* [TASK INSTRUCTIONS] Set out the entries as a numbered list, from the very first line through the line that contains "y-tick-label: 1E+0 [88, 703, 171, 746]", with both ends included and any blank lines left out.

(Layout element entries)
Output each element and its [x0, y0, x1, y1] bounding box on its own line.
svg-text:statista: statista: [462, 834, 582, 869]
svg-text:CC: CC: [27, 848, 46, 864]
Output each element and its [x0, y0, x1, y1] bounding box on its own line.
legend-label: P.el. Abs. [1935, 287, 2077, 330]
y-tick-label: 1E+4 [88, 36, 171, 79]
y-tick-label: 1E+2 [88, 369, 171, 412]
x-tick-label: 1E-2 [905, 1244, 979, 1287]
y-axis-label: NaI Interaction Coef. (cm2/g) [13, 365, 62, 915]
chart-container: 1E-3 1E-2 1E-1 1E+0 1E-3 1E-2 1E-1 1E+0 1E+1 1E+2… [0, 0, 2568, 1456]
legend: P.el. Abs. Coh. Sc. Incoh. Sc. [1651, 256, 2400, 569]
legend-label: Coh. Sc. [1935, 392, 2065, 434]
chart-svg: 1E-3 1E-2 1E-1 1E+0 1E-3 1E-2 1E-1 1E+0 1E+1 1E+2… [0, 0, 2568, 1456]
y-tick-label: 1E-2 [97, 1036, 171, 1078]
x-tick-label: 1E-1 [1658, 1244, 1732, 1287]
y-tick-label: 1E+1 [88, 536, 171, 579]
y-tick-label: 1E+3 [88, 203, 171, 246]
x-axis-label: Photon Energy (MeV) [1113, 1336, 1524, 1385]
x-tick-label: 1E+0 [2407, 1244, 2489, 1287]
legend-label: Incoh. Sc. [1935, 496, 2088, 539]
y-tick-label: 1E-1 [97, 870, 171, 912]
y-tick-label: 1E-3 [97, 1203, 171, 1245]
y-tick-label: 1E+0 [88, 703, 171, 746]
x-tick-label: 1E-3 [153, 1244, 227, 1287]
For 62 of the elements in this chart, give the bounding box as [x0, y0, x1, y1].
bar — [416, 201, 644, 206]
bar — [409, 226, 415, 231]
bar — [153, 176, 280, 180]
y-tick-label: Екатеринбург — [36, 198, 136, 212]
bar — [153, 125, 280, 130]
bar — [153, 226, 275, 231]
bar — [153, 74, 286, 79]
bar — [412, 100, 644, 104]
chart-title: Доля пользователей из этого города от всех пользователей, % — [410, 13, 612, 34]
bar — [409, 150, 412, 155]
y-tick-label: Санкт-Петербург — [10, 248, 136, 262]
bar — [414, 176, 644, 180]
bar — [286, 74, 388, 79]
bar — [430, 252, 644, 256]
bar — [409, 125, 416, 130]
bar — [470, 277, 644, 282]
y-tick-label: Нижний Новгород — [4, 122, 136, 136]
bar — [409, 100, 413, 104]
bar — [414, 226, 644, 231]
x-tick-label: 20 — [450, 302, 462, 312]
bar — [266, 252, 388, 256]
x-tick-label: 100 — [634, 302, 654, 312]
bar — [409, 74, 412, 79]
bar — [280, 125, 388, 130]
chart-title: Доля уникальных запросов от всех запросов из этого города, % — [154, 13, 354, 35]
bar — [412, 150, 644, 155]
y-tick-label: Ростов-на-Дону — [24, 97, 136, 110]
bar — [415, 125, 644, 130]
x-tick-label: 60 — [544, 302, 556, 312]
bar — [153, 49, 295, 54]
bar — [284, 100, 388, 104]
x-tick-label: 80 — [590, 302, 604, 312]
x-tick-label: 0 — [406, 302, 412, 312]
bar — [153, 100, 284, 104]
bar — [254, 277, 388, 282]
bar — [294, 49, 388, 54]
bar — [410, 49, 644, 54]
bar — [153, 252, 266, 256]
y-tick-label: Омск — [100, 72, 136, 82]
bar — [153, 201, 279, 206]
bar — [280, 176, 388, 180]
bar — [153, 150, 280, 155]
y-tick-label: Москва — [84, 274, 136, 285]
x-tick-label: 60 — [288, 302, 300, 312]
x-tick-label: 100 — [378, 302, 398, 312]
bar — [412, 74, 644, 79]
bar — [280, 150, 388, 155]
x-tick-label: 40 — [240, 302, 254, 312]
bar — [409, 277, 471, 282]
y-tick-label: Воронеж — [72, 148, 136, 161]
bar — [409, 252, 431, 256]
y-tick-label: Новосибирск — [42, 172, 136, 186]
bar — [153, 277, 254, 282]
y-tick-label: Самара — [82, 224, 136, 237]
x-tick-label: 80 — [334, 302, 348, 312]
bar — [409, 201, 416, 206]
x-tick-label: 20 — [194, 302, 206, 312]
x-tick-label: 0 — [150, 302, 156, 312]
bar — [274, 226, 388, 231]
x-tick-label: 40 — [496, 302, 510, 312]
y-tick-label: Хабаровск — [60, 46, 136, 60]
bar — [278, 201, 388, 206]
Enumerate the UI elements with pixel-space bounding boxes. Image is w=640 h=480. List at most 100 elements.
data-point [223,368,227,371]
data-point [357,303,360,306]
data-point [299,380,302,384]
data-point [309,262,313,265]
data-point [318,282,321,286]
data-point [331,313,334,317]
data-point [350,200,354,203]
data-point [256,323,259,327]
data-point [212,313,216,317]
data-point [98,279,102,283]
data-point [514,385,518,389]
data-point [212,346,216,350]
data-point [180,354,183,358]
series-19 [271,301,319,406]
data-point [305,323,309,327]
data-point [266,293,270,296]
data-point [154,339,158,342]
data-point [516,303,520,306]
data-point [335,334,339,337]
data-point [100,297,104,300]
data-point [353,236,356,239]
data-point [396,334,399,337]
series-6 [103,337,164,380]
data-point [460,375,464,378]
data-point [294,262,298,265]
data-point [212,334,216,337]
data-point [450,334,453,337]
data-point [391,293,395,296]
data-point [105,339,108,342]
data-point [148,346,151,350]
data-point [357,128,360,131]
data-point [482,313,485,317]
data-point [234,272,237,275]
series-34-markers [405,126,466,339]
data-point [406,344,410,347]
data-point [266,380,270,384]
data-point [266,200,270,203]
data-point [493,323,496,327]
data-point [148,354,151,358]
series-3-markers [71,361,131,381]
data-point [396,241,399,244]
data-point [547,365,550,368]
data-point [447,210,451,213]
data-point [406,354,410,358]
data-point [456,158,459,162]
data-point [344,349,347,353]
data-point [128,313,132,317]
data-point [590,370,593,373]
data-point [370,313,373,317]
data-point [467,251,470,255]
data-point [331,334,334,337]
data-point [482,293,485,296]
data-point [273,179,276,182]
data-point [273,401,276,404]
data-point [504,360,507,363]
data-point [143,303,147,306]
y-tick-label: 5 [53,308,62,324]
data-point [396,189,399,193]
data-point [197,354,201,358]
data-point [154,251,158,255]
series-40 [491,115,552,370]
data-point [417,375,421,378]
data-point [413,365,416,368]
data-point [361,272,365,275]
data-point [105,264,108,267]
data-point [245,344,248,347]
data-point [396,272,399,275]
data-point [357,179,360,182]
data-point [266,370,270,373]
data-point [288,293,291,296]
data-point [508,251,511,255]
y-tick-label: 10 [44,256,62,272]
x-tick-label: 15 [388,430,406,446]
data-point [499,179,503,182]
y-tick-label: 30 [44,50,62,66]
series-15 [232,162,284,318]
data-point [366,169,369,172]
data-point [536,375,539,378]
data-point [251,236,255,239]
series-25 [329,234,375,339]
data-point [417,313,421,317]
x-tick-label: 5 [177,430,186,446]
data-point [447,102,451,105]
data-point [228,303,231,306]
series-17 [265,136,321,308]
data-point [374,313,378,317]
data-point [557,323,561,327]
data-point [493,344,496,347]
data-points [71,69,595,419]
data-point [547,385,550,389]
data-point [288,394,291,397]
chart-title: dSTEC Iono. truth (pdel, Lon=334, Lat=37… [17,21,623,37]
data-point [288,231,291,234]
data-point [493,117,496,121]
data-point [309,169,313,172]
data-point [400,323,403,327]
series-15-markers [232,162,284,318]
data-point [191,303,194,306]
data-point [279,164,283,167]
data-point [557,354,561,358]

* [COMPLETE OUTPUT]
1. Output each element and its [x0, y0, x1, y1] bounding box on its own line.
2. svg-text:statista: statista: [462, 834, 582, 869]
3. svg-text:CC: CC: [27, 848, 46, 864]
4. Output each element and its [x0, y0, x1, y1] bounding box on its own line.
5. legend-label: P.el. Abs. [1935, 287, 2077, 330]
6. y-tick-label: 1E+4 [88, 36, 171, 79]
7. y-tick-label: 1E+2 [88, 369, 171, 412]
8. x-tick-label: 1E-2 [905, 1244, 979, 1287]
9. y-axis-label: NaI Interaction Coef. (cm2/g) [13, 365, 62, 915]
10. chart-container: 1E-3 1E-2 1E-1 1E+0 1E-3 1E-2 1E-1 1E+0 1E+1 1E+2… [0, 0, 2568, 1456]
11. legend: P.el. Abs. Coh. Sc. Incoh. Sc. [1651, 256, 2400, 569]
12. legend-label: Coh. Sc. [1935, 392, 2065, 434]
13. chart-svg: 1E-3 1E-2 1E-1 1E+0 1E-3 1E-2 1E-1 1E+0 1E+1 1E+2… [0, 0, 2568, 1456]
14. y-tick-label: 1E-2 [97, 1036, 171, 1078]
15. x-tick-label: 1E-1 [1658, 1244, 1732, 1287]
16. y-tick-label: 1E+1 [88, 536, 171, 579]
17. y-tick-label: 1E+3 [88, 203, 171, 246]
18. x-axis-label: Photon Energy (MeV) [1113, 1336, 1524, 1385]
19. x-tick-label: 1E+0 [2407, 1244, 2489, 1287]
20. legend-label: Incoh. Sc. [1935, 496, 2088, 539]
21. y-tick-label: 1E-1 [97, 870, 171, 912]
22. y-tick-label: 1E-3 [97, 1203, 171, 1245]
23. y-tick-label: 1E+0 [88, 703, 171, 746]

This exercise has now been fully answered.